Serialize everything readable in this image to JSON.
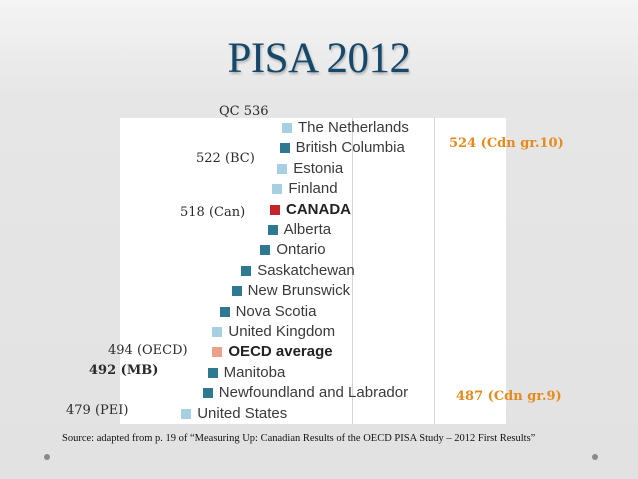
{
  "title": "PISA 2012",
  "chart_data": {
    "type": "scatter",
    "title": "",
    "xlabel": "",
    "ylabel": "",
    "categories": [
      "The Netherlands",
      "British Columbia",
      "Estonia",
      "Finland",
      "CANADA",
      "Alberta",
      "Ontario",
      "Saskatchewan",
      "New Brunswick",
      "Nova Scotia",
      "United Kingdom",
      "OECD average",
      "Manitoba",
      "Newfoundland and Labrador",
      "United States"
    ],
    "values": [
      523,
      522,
      521,
      519,
      518,
      517,
      514,
      506,
      502,
      497,
      494,
      494,
      492,
      490,
      481
    ],
    "bold_categories": [
      "CANADA",
      "OECD average"
    ],
    "marker_types": [
      "country",
      "province",
      "country",
      "country",
      "canada",
      "province",
      "province",
      "province",
      "province",
      "province",
      "country",
      "oecd",
      "province",
      "province",
      "country"
    ],
    "marker_colors": {
      "country": "#a6cfe2",
      "province": "#2f7892",
      "canada": "#c4242a",
      "oecd": "#eaa18a"
    },
    "annotations_left": [
      {
        "text": "QC 536",
        "row": -1,
        "bold": false
      },
      {
        "text": "522 (BC)",
        "row": 1,
        "bold": false
      },
      {
        "text": "518 (Can)",
        "row": 4,
        "bold": false
      },
      {
        "text": "494 (OECD)",
        "row": 11,
        "bold": false
      },
      {
        "text": "492 (MB)",
        "row": 12,
        "bold": true
      },
      {
        "text": "479 (PEI)",
        "row": 14,
        "bold": false
      }
    ],
    "annotations_right": [
      {
        "text": "524 (Cdn gr.10)",
        "row": 1
      },
      {
        "text": "487 (Cdn gr.9)",
        "row": 13
      }
    ]
  },
  "source": "Source: adapted from p. 19 of “Measuring Up: Canadian Results of the OECD PISA Study – 2012 First Results”"
}
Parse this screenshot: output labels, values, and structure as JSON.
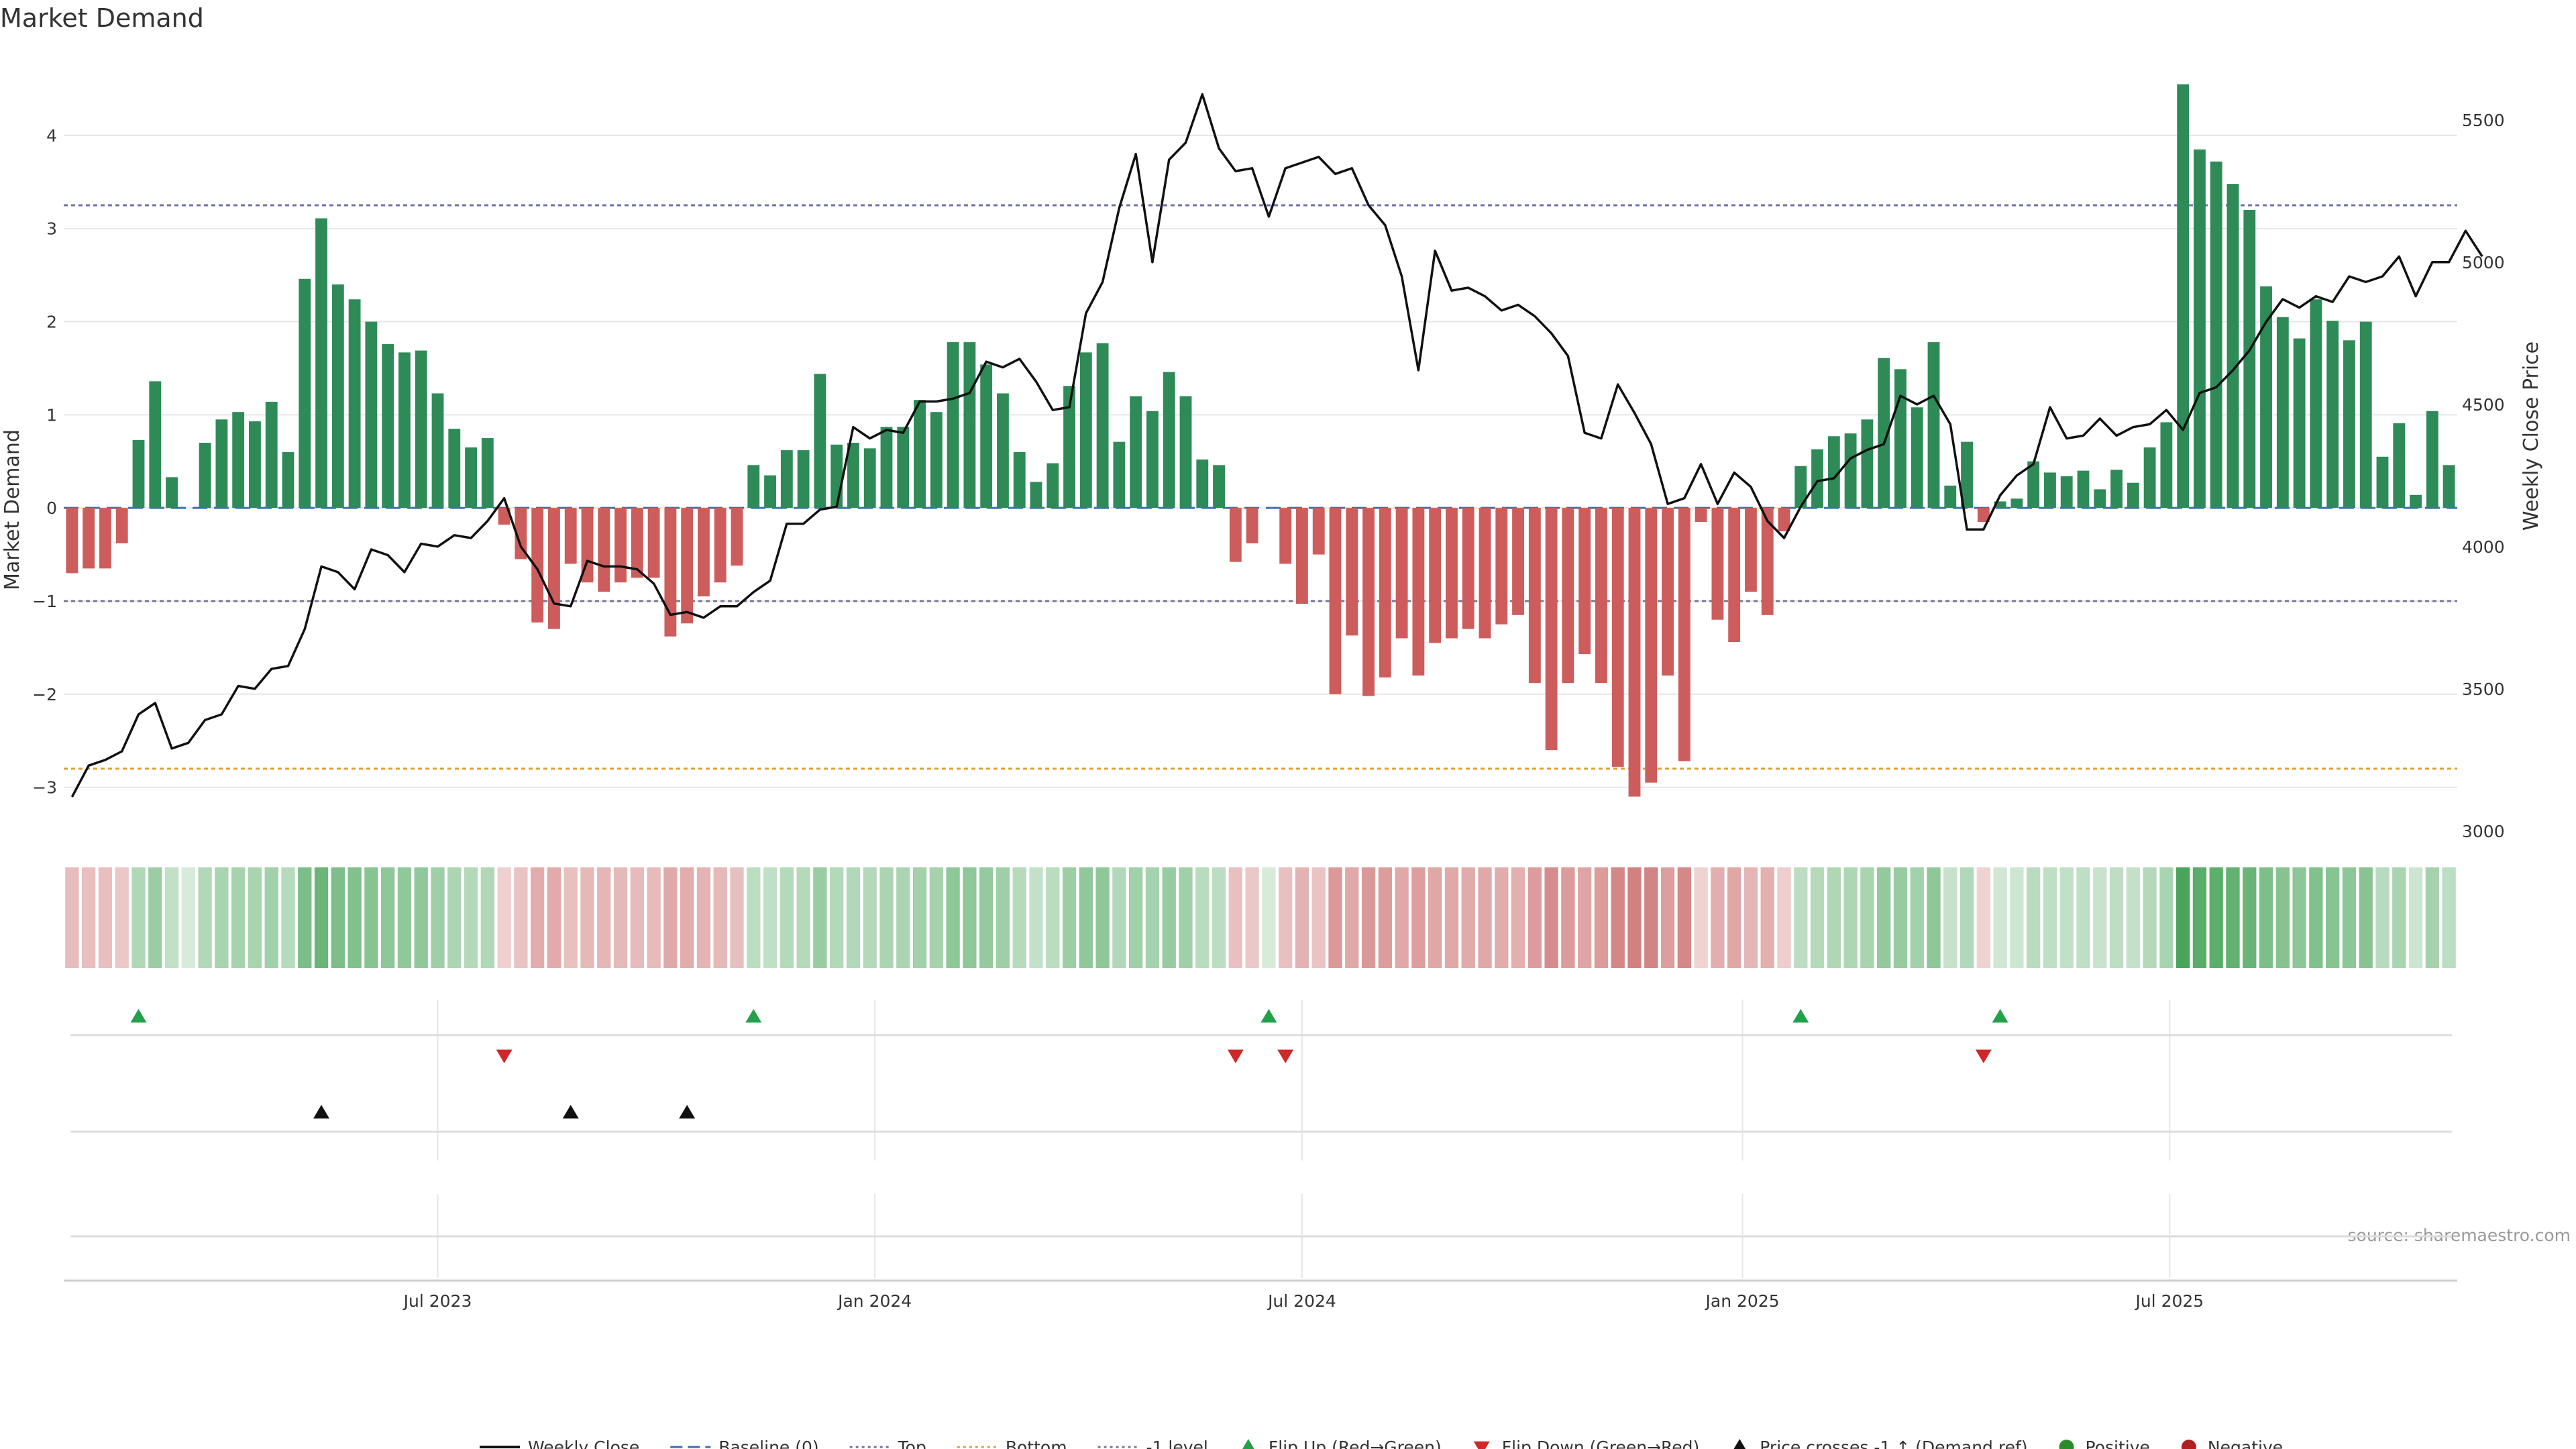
{
  "source_text": "source: sharemaestro.com",
  "chart_data": {
    "type": "bar",
    "title": "Market Demand",
    "xlabel": "",
    "ylabel": "Market Demand",
    "y2label": "Weekly Close Price",
    "ylim": [
      -3.5,
      4.9
    ],
    "y2lim": [
      2990,
      5740
    ],
    "yticks": [
      -3,
      -2,
      -1,
      0,
      1,
      2,
      3,
      4
    ],
    "y2ticks": [
      3000,
      3500,
      4000,
      4500,
      5000,
      5500
    ],
    "xticks": [
      "Jul 2023",
      "Jan 2024",
      "Jul 2024",
      "Jan 2025",
      "Jul 2025"
    ],
    "xtick_index": [
      22,
      48.3,
      74,
      100.5,
      126.2
    ],
    "reference_lines": [
      {
        "name": "Baseline (0)",
        "value": 0,
        "color": "#3b6fb6"
      },
      {
        "name": "Top",
        "value": 3.25,
        "color": "#7070b0"
      },
      {
        "name": "Bottom",
        "value": -2.8,
        "color": "#e0a030"
      },
      {
        "name": "-1 level",
        "value": -1,
        "color": "#777799"
      }
    ],
    "demand": [
      -0.7,
      -0.65,
      -0.65,
      -0.38,
      0.73,
      1.36,
      0.33,
      0,
      0.7,
      0.95,
      1.03,
      0.93,
      1.14,
      0.6,
      2.46,
      3.11,
      2.4,
      2.24,
      2.0,
      1.76,
      1.67,
      1.69,
      1.23,
      0.85,
      0.65,
      0.75,
      -0.18,
      -0.55,
      -1.23,
      -1.3,
      -0.6,
      -0.8,
      -0.9,
      -0.8,
      -0.75,
      -0.75,
      -1.38,
      -1.24,
      -0.95,
      -0.8,
      -0.62,
      0.46,
      0.35,
      0.62,
      0.62,
      1.44,
      0.68,
      0.7,
      0.64,
      0.87,
      0.87,
      1.16,
      1.03,
      1.78,
      1.78,
      1.54,
      1.23,
      0.6,
      0.28,
      0.48,
      1.31,
      1.67,
      1.77,
      0.71,
      1.2,
      1.04,
      1.46,
      1.2,
      0.52,
      0.46,
      -0.58,
      -0.38,
      0,
      -0.6,
      -1.03,
      -0.5,
      -2.0,
      -1.37,
      -2.02,
      -1.82,
      -1.4,
      -1.8,
      -1.45,
      -1.4,
      -1.3,
      -1.4,
      -1.25,
      -1.15,
      -1.88,
      -2.6,
      -1.88,
      -1.57,
      -1.88,
      -2.78,
      -3.1,
      -2.95,
      -1.8,
      -2.72,
      -0.15,
      -1.2,
      -1.44,
      -0.9,
      -1.15,
      -0.25,
      0.45,
      0.63,
      0.77,
      0.8,
      0.95,
      1.61,
      1.49,
      1.08,
      1.78,
      0.24,
      0.71,
      -0.15,
      0.07,
      0.1,
      0.5,
      0.38,
      0.34,
      0.4,
      0.2,
      0.41,
      0.27,
      0.65,
      0.92,
      4.55,
      3.85,
      3.72,
      3.48,
      3.2,
      2.38,
      2.05,
      1.82,
      2.24,
      2.01,
      1.8,
      2.0,
      0.55,
      0.91,
      0.14,
      1.04,
      0.46
    ],
    "price": [
      3120,
      3230,
      3250,
      3280,
      3410,
      3450,
      3290,
      3310,
      3390,
      3410,
      3510,
      3500,
      3570,
      3580,
      3710,
      3930,
      3910,
      3850,
      3990,
      3970,
      3910,
      4010,
      4000,
      4040,
      4030,
      4090,
      4170,
      4000,
      3920,
      3800,
      3790,
      3950,
      3930,
      3930,
      3920,
      3870,
      3760,
      3770,
      3750,
      3790,
      3790,
      3840,
      3880,
      4080,
      4080,
      4130,
      4140,
      4420,
      4380,
      4410,
      4400,
      4510,
      4510,
      4520,
      4540,
      4650,
      4630,
      4660,
      4580,
      4480,
      4490,
      4820,
      4930,
      5190,
      5380,
      5000,
      5360,
      5420,
      5590,
      5400,
      5320,
      5330,
      5160,
      5330,
      5350,
      5370,
      5310,
      5330,
      5200,
      5130,
      4950,
      4620,
      5040,
      4900,
      4910,
      4880,
      4830,
      4850,
      4810,
      4750,
      4670,
      4400,
      4380,
      4570,
      4470,
      4360,
      4150,
      4170,
      4290,
      4150,
      4260,
      4210,
      4090,
      4030,
      4140,
      4230,
      4240,
      4310,
      4340,
      4360,
      4530,
      4500,
      4530,
      4430,
      4060,
      4060,
      4180,
      4250,
      4290,
      4490,
      4380,
      4390,
      4450,
      4390,
      4420,
      4430,
      4480,
      4410,
      4540,
      4560,
      4620,
      4690,
      4790,
      4870,
      4840,
      4880,
      4860,
      4950,
      4930,
      4950,
      5020,
      4880,
      5000,
      5000,
      5110,
      5020
    ],
    "strip": {
      "name": "Demand intensity",
      "positive_color": "#4aa55a",
      "negative_color": "#c86464"
    },
    "events": {
      "flip_up": [
        4,
        41,
        72,
        104,
        116
      ],
      "flip_down": [
        26,
        70,
        73,
        115
      ],
      "price_cross": [
        15,
        30,
        37
      ]
    },
    "legend": [
      {
        "label": "Weekly Close",
        "kind": "line",
        "color": "#111111"
      },
      {
        "label": "Baseline (0)",
        "kind": "dash",
        "color": "#3b6fb6"
      },
      {
        "label": "Top",
        "kind": "dot",
        "color": "#7070b0"
      },
      {
        "label": "Bottom",
        "kind": "dot",
        "color": "#e0a030"
      },
      {
        "label": "-1 level",
        "kind": "dot",
        "color": "#777799"
      },
      {
        "label": "Flip Up (Red→Green)",
        "kind": "tri-up",
        "color": "#22a04a"
      },
      {
        "label": "Flip Down (Green→Red)",
        "kind": "tri-down",
        "color": "#d02828"
      },
      {
        "label": "Price crosses -1 ↑ (Demand ref)",
        "kind": "tri-up",
        "color": "#111111"
      },
      {
        "label": "Positive",
        "kind": "circle",
        "color": "#2a8c2a"
      },
      {
        "label": "Negative",
        "kind": "circle",
        "color": "#b02020"
      }
    ],
    "colors": {
      "positive_bar": "#2e8b57",
      "negative_bar": "#cd5c5c",
      "price_line": "#111111",
      "grid": "#e6e6e6"
    }
  }
}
----------------
▶ The exercise
Look through the entries above. Extract each line with the word "this".

▶ Complete answer
Serialize everything readable in this image to JSON.
Parse this screenshot: output labels, values, and structure as JSON.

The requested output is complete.